WHAT YOU SHOULD DO: Identify all lines of the data containing the string "ARLINGTON" and copy them.

SOURCE MATERIAL:

——————————

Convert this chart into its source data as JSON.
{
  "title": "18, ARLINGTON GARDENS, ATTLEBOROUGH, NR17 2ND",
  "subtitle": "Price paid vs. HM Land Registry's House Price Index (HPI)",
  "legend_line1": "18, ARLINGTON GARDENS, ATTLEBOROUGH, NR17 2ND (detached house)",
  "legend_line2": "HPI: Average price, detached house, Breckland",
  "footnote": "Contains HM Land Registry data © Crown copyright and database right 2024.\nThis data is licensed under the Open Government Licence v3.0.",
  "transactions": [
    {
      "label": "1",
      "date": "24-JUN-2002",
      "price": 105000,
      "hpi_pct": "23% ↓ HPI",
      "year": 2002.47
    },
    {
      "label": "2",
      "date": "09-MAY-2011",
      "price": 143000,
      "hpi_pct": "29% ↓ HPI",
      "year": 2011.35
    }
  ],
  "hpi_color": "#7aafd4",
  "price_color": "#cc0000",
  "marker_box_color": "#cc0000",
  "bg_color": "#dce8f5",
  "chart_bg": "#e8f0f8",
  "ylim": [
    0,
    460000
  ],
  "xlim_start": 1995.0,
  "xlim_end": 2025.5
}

——————————

OUTPUT:
  "title": "18, ARLINGTON GARDENS, ATTLEBOROUGH, NR17 2ND",
  "legend_line1": "18, ARLINGTON GARDENS, ATTLEBOROUGH, NR17 2ND (detached house)",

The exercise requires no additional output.